## THE INPUT
>> Begin
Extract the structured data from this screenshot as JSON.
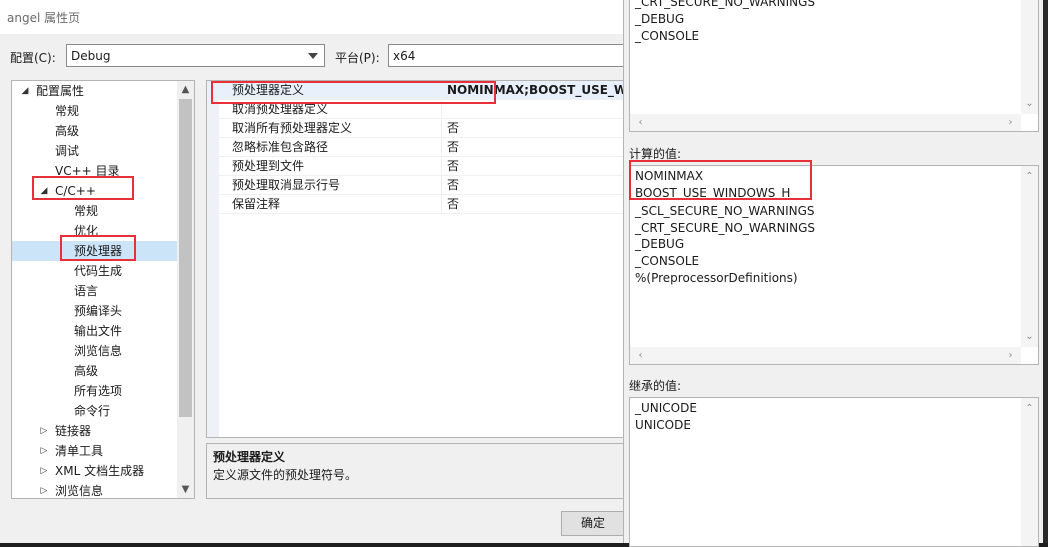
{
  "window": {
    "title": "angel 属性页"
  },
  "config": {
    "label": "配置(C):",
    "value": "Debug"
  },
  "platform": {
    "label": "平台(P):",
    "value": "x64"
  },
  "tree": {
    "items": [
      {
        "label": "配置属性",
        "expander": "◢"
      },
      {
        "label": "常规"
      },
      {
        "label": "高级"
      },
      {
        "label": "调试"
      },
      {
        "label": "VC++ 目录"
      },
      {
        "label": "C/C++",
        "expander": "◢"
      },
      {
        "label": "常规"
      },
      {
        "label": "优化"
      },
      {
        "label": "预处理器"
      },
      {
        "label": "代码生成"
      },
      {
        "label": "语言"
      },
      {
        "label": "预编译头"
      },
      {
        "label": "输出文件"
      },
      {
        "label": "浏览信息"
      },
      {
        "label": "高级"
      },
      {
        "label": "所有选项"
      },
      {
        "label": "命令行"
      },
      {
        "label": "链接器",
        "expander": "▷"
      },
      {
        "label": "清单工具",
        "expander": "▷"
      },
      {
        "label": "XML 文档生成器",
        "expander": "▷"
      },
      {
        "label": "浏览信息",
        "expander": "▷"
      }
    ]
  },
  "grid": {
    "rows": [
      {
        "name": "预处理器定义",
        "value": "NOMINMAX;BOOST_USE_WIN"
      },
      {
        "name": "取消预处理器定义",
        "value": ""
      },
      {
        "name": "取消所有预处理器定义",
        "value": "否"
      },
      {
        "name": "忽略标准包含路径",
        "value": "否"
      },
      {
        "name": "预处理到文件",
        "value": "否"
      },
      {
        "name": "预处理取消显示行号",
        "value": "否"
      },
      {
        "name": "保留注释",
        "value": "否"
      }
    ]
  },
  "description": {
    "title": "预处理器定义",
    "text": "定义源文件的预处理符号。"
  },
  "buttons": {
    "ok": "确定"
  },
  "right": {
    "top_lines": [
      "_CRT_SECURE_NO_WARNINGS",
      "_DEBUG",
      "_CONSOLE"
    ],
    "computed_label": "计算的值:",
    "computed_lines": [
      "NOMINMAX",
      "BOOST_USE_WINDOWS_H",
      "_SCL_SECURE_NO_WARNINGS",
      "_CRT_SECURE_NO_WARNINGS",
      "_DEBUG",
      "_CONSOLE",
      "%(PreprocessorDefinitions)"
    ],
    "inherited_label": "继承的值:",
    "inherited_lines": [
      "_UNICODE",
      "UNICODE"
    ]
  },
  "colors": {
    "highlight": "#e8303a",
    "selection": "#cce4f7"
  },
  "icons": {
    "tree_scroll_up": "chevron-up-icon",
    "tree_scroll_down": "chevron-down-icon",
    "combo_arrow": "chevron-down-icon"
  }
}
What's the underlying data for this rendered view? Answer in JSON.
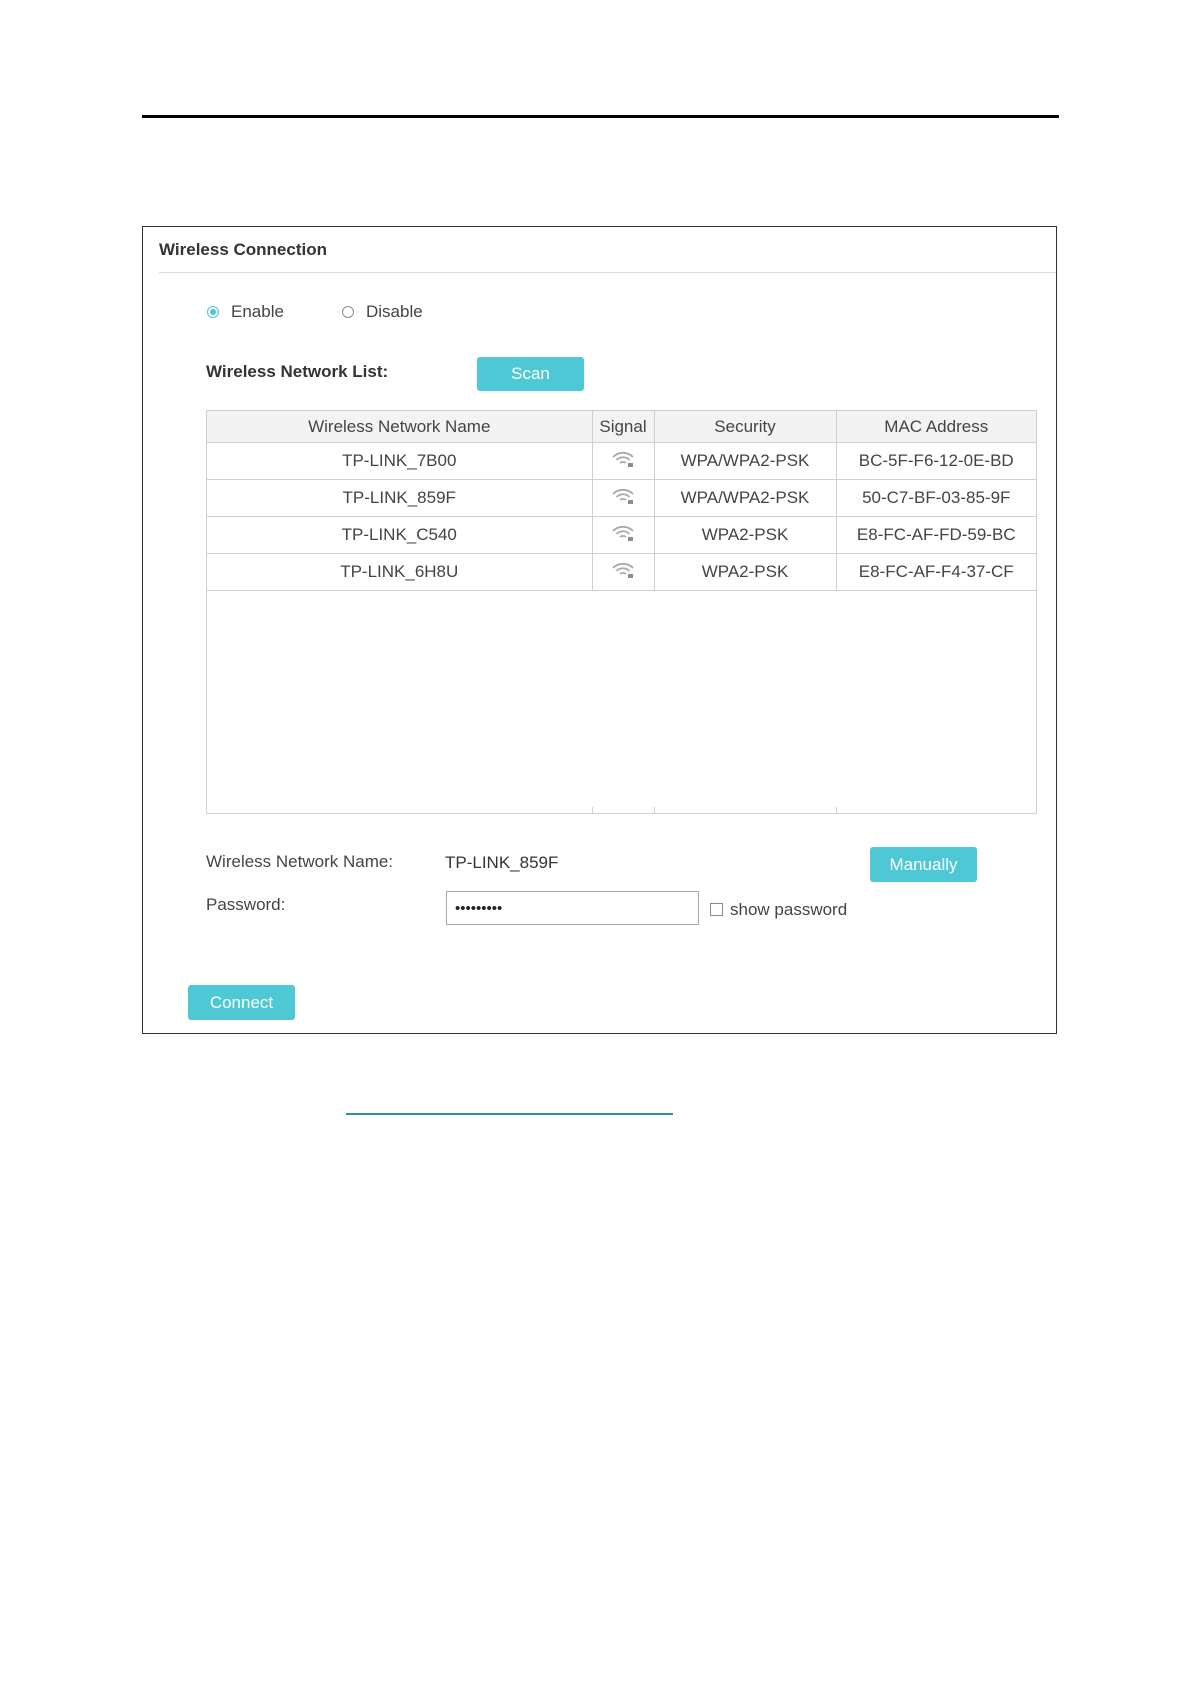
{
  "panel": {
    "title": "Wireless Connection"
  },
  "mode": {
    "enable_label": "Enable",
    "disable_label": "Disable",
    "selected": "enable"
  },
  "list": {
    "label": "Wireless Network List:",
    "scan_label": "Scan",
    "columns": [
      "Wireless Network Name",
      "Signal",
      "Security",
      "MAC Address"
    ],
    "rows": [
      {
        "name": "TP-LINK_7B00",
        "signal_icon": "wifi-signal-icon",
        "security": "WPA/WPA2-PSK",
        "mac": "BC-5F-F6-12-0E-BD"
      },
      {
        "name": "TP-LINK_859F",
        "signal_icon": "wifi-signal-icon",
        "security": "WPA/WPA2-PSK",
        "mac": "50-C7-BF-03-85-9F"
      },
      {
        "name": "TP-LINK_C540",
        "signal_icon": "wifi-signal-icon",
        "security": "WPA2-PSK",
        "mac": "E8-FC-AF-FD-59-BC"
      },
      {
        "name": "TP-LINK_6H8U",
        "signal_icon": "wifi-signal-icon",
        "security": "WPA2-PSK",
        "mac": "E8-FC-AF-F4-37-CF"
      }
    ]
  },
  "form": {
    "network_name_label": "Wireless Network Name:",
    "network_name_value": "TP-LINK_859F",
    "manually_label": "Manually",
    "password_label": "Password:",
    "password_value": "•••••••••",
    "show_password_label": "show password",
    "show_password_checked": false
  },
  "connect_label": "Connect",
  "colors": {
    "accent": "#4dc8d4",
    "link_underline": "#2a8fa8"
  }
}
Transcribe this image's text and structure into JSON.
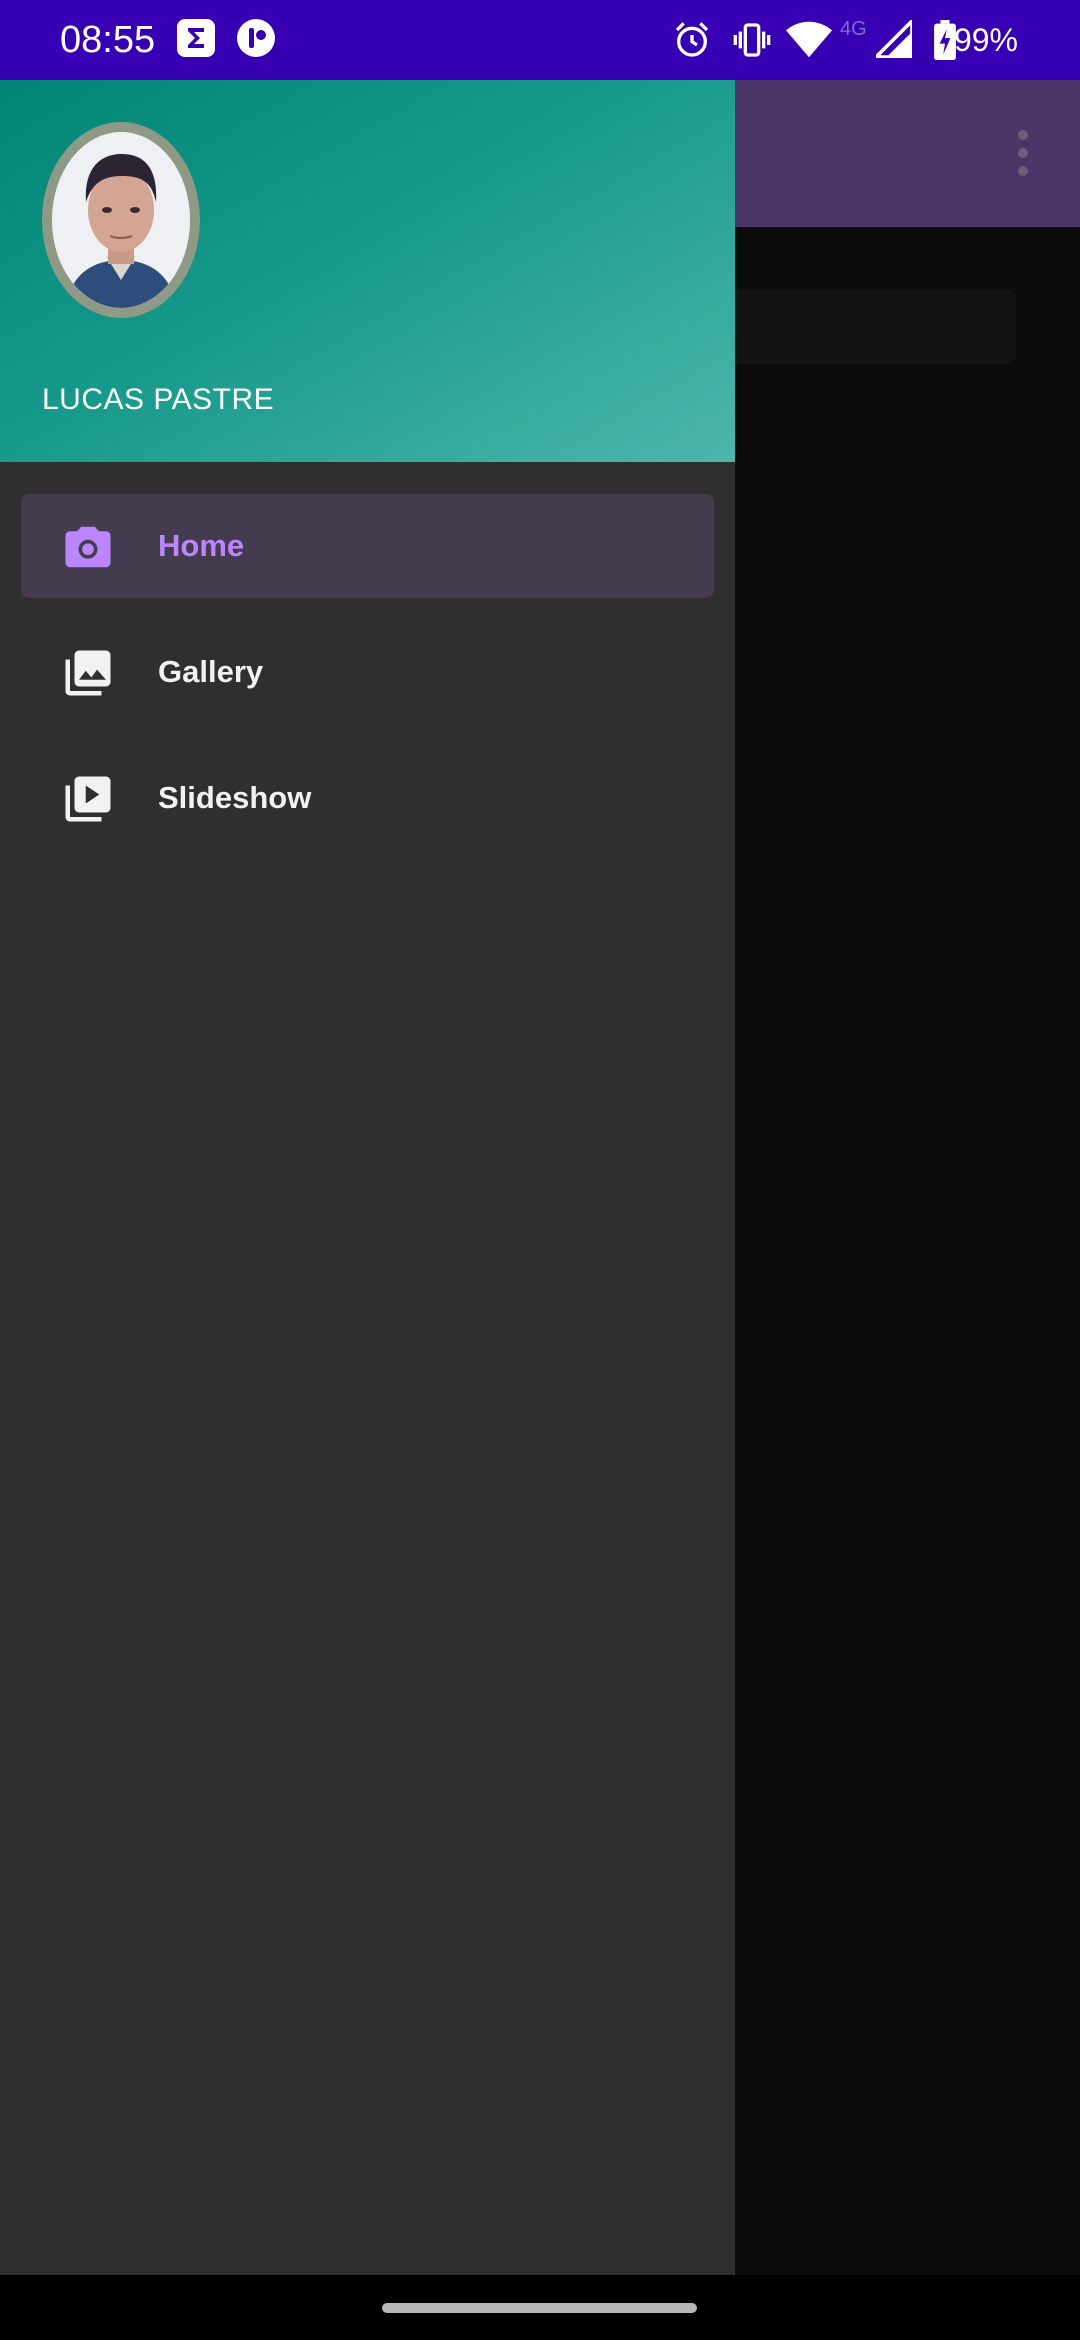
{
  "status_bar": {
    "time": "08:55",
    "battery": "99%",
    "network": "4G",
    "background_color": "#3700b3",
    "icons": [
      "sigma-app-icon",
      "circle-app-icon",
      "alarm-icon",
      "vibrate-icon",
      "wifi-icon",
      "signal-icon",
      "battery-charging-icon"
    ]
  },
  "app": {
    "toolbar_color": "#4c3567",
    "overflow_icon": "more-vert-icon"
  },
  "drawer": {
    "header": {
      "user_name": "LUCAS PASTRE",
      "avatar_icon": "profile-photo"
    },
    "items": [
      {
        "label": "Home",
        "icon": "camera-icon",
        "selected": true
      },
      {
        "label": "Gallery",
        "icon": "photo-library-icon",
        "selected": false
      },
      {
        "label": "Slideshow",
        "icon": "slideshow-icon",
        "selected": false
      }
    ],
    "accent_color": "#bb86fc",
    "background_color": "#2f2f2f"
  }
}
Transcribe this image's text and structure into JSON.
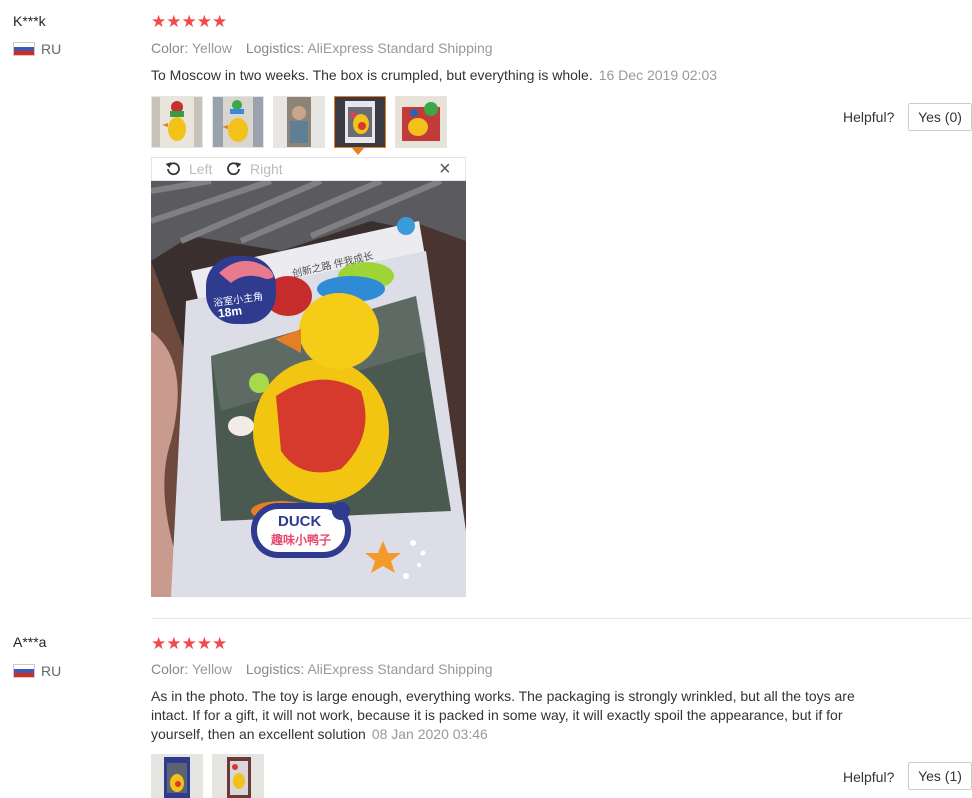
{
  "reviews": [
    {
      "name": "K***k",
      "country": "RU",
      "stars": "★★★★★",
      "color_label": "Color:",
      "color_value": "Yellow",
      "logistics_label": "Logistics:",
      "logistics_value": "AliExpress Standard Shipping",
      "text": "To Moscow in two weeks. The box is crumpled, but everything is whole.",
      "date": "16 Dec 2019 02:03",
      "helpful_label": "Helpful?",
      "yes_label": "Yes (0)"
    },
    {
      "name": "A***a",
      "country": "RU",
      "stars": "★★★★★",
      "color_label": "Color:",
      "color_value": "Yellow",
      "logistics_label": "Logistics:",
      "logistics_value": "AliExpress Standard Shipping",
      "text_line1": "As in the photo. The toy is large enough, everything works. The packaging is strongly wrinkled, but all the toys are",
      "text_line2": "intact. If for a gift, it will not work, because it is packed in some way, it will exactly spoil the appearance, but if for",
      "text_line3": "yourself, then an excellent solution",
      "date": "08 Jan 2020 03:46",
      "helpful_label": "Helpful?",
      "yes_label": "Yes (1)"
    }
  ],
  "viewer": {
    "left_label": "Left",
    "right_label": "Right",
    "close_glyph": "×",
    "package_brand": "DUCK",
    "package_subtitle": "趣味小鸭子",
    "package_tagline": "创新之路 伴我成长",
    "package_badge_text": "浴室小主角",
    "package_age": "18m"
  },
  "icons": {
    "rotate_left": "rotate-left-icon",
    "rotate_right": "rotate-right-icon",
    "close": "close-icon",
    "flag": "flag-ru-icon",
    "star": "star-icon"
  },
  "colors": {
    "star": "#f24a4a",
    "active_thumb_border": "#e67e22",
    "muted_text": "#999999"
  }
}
>> End
Look through the entries and find each line that has the string "NOMINMAX". Copy those lines.

## SOLUTION TO THIS EXERCISE
        "value": "NOMINMAX;BOOST_USE_WIN"
      "NOMINMAX",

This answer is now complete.